WHAT YOU HAVE TO DO: Please copy each of the items below verbatim, changing nothing.
»»
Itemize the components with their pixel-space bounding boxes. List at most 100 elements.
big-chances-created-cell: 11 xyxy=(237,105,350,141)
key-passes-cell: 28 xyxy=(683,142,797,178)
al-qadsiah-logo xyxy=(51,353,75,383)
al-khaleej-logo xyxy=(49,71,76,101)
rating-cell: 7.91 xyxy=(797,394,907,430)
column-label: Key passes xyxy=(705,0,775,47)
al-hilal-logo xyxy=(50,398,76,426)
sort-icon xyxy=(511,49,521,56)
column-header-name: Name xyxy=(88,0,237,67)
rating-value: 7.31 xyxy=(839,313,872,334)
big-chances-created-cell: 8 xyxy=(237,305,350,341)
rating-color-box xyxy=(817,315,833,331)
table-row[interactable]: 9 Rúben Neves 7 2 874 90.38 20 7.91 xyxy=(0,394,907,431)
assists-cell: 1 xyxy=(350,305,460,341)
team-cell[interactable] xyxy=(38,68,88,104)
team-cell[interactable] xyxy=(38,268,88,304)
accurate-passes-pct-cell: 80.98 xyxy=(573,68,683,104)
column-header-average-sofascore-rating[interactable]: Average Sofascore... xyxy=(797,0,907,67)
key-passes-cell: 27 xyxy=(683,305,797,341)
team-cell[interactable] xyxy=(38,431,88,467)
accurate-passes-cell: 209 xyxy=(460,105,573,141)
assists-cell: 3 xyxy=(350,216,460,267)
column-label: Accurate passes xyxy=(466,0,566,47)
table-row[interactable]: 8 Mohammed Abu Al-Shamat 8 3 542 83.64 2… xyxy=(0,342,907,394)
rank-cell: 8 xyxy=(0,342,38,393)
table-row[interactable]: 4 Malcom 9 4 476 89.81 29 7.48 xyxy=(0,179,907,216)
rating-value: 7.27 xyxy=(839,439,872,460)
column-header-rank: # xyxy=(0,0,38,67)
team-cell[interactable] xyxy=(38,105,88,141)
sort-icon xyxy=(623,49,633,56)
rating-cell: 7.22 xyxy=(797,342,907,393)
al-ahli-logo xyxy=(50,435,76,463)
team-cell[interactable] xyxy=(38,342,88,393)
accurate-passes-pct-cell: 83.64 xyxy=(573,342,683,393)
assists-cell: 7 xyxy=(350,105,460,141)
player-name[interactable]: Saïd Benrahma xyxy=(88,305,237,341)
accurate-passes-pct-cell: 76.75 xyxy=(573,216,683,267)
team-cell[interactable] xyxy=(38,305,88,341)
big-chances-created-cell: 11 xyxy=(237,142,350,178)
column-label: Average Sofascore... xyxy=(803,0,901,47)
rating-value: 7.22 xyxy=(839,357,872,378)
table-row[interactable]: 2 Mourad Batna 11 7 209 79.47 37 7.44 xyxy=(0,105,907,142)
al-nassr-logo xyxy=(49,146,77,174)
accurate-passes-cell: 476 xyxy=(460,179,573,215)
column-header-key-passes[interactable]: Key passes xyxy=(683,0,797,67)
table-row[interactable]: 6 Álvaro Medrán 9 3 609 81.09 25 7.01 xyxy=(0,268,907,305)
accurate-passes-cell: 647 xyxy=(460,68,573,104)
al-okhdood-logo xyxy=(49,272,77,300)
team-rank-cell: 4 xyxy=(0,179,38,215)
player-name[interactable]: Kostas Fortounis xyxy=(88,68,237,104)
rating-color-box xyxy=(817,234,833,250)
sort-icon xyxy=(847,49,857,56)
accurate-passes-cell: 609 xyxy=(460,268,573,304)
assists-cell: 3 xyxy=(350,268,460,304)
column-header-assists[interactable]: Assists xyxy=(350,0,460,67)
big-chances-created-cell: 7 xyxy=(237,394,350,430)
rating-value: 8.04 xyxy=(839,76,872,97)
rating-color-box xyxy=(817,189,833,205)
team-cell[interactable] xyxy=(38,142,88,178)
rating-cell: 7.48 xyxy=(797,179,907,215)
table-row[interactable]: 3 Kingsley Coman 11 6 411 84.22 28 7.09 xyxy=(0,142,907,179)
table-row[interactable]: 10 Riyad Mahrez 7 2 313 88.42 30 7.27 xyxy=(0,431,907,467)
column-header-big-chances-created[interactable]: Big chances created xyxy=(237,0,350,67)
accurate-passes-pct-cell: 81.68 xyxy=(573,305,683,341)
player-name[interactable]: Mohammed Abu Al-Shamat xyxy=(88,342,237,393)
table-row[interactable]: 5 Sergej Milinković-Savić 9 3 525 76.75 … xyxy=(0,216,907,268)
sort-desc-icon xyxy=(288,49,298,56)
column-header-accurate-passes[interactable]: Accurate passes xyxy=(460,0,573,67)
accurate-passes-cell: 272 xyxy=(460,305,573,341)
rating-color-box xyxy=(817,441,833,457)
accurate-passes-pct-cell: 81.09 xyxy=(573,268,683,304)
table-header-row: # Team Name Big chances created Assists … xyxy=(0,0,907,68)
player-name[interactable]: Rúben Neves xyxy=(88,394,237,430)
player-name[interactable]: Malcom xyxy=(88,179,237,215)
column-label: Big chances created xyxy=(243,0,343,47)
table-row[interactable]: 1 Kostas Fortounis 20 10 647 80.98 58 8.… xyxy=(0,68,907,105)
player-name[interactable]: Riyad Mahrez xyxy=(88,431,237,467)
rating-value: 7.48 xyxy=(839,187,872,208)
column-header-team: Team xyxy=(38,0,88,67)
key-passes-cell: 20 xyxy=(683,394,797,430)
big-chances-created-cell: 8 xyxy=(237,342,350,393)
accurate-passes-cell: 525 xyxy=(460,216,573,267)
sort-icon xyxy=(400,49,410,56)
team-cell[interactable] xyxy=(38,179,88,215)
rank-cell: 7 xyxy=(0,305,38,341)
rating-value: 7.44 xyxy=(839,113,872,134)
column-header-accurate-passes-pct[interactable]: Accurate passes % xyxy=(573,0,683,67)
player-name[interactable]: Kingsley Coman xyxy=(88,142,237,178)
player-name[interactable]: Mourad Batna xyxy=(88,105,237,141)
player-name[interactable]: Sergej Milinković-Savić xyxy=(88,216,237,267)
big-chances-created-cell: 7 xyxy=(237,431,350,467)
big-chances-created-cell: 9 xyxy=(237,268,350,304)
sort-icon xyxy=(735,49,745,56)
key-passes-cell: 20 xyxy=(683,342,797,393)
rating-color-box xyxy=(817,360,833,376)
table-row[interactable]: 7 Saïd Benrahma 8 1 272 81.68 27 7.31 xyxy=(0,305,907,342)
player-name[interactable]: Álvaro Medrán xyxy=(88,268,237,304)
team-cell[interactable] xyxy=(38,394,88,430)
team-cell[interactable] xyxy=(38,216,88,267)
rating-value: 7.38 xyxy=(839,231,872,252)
««
SOLUTION:
Itemize the components with their pixel-space bounding boxes. List at most 100 elements.
big-chances-created-cell: 11 xyxy=(237,105,350,141)
key-passes-cell: 28 xyxy=(683,142,797,178)
al-qadsiah-logo xyxy=(51,353,75,383)
al-khaleej-logo xyxy=(49,71,76,101)
rating-cell: 7.91 xyxy=(797,394,907,430)
column-label: Key passes xyxy=(705,0,775,47)
al-hilal-logo xyxy=(50,398,76,426)
sort-icon xyxy=(511,49,521,56)
column-header-name: Name xyxy=(88,0,237,67)
rating-value: 7.31 xyxy=(839,313,872,334)
big-chances-created-cell: 8 xyxy=(237,305,350,341)
rating-color-box xyxy=(817,315,833,331)
table-row[interactable]: 9 Rúben Neves 7 2 874 90.38 20 7.91 xyxy=(0,394,907,431)
assists-cell: 1 xyxy=(350,305,460,341)
team-cell[interactable] xyxy=(38,68,88,104)
team-cell[interactable] xyxy=(38,268,88,304)
accurate-passes-pct-cell: 80.98 xyxy=(573,68,683,104)
column-header-average-sofascore-rating[interactable]: Average Sofascore... xyxy=(797,0,907,67)
key-passes-cell: 27 xyxy=(683,305,797,341)
team-cell[interactable] xyxy=(38,431,88,467)
accurate-passes-cell: 209 xyxy=(460,105,573,141)
assists-cell: 3 xyxy=(350,216,460,267)
column-label: Accurate passes xyxy=(466,0,566,47)
table-row[interactable]: 8 Mohammed Abu Al-Shamat 8 3 542 83.64 2… xyxy=(0,342,907,394)
rank-cell: 8 xyxy=(0,342,38,393)
table-row[interactable]: 4 Malcom 9 4 476 89.81 29 7.48 xyxy=(0,179,907,216)
rating-value: 7.27 xyxy=(839,439,872,460)
column-header-rank: # xyxy=(0,0,38,67)
team-cell[interactable] xyxy=(38,105,88,141)
sort-icon xyxy=(623,49,633,56)
rating-cell: 7.22 xyxy=(797,342,907,393)
al-ahli-logo xyxy=(50,435,76,463)
team-cell[interactable] xyxy=(38,342,88,393)
accurate-passes-pct-cell: 83.64 xyxy=(573,342,683,393)
assists-cell: 7 xyxy=(350,105,460,141)
player-name[interactable]: Saïd Benrahma xyxy=(88,305,237,341)
accurate-passes-pct-cell: 76.75 xyxy=(573,216,683,267)
team-cell[interactable] xyxy=(38,305,88,341)
big-chances-created-cell: 11 xyxy=(237,142,350,178)
column-label: Average Sofascore... xyxy=(803,0,901,47)
rating-value: 7.22 xyxy=(839,357,872,378)
table-row[interactable]: 2 Mourad Batna 11 7 209 79.47 37 7.44 xyxy=(0,105,907,142)
al-nassr-logo xyxy=(49,146,77,174)
accurate-passes-cell: 476 xyxy=(460,179,573,215)
column-header-key-passes[interactable]: Key passes xyxy=(683,0,797,67)
table-row[interactable]: 6 Álvaro Medrán 9 3 609 81.09 25 7.01 xyxy=(0,268,907,305)
accurate-passes-cell: 647 xyxy=(460,68,573,104)
al-okhdood-logo xyxy=(49,272,77,300)
team-rank-cell: 4 xyxy=(0,179,38,215)
player-name[interactable]: Kostas Fortounis xyxy=(88,68,237,104)
rating-color-box xyxy=(817,234,833,250)
sort-icon xyxy=(847,49,857,56)
accurate-passes-cell: 609 xyxy=(460,268,573,304)
assists-cell: 3 xyxy=(350,268,460,304)
column-header-assists[interactable]: Assists xyxy=(350,0,460,67)
big-chances-created-cell: 7 xyxy=(237,394,350,430)
rating-value: 8.04 xyxy=(839,76,872,97)
rating-color-box xyxy=(817,189,833,205)
team-cell[interactable] xyxy=(38,142,88,178)
rating-cell: 7.48 xyxy=(797,179,907,215)
table-row[interactable]: 3 Kingsley Coman 11 6 411 84.22 28 7.09 xyxy=(0,142,907,179)
table-row[interactable]: 10 Riyad Mahrez 7 2 313 88.42 30 7.27 xyxy=(0,431,907,467)
column-header-big-chances-created[interactable]: Big chances created xyxy=(237,0,350,67)
accurate-passes-pct-cell: 81.68 xyxy=(573,305,683,341)
player-name[interactable]: Mohammed Abu Al-Shamat xyxy=(88,342,237,393)
table-row[interactable]: 5 Sergej Milinković-Savić 9 3 525 76.75 … xyxy=(0,216,907,268)
sort-desc-icon xyxy=(288,49,298,56)
column-header-accurate-passes[interactable]: Accurate passes xyxy=(460,0,573,67)
accurate-passes-cell: 272 xyxy=(460,305,573,341)
rating-color-box xyxy=(817,441,833,457)
accurate-passes-pct-cell: 81.09 xyxy=(573,268,683,304)
table-header-row: # Team Name Big chances created Assists … xyxy=(0,0,907,68)
player-name[interactable]: Rúben Neves xyxy=(88,394,237,430)
player-name[interactable]: Malcom xyxy=(88,179,237,215)
column-label: Big chances created xyxy=(243,0,343,47)
table-row[interactable]: 1 Kostas Fortounis 20 10 647 80.98 58 8.… xyxy=(0,68,907,105)
player-name[interactable]: Riyad Mahrez xyxy=(88,431,237,467)
rating-value: 7.48 xyxy=(839,187,872,208)
column-header-team: Team xyxy=(38,0,88,67)
key-passes-cell: 20 xyxy=(683,394,797,430)
big-chances-created-cell: 8 xyxy=(237,342,350,393)
accurate-passes-cell: 525 xyxy=(460,216,573,267)
sort-icon xyxy=(400,49,410,56)
team-cell[interactable] xyxy=(38,179,88,215)
rank-cell: 7 xyxy=(0,305,38,341)
rating-value: 7.44 xyxy=(839,113,872,134)
column-header-accurate-passes-pct[interactable]: Accurate passes % xyxy=(573,0,683,67)
player-name[interactable]: Kingsley Coman xyxy=(88,142,237,178)
player-name[interactable]: Mourad Batna xyxy=(88,105,237,141)
player-name[interactable]: Sergej Milinković-Savić xyxy=(88,216,237,267)
big-chances-created-cell: 7 xyxy=(237,431,350,467)
big-chances-created-cell: 9 xyxy=(237,268,350,304)
sort-icon xyxy=(735,49,745,56)
key-passes-cell: 20 xyxy=(683,342,797,393)
rating-color-box xyxy=(817,360,833,376)
table-row[interactable]: 7 Saïd Benrahma 8 1 272 81.68 27 7.31 xyxy=(0,305,907,342)
player-name[interactable]: Álvaro Medrán xyxy=(88,268,237,304)
team-cell[interactable] xyxy=(38,394,88,430)
team-cell[interactable] xyxy=(38,216,88,267)
rating-value: 7.38 xyxy=(839,231,872,252)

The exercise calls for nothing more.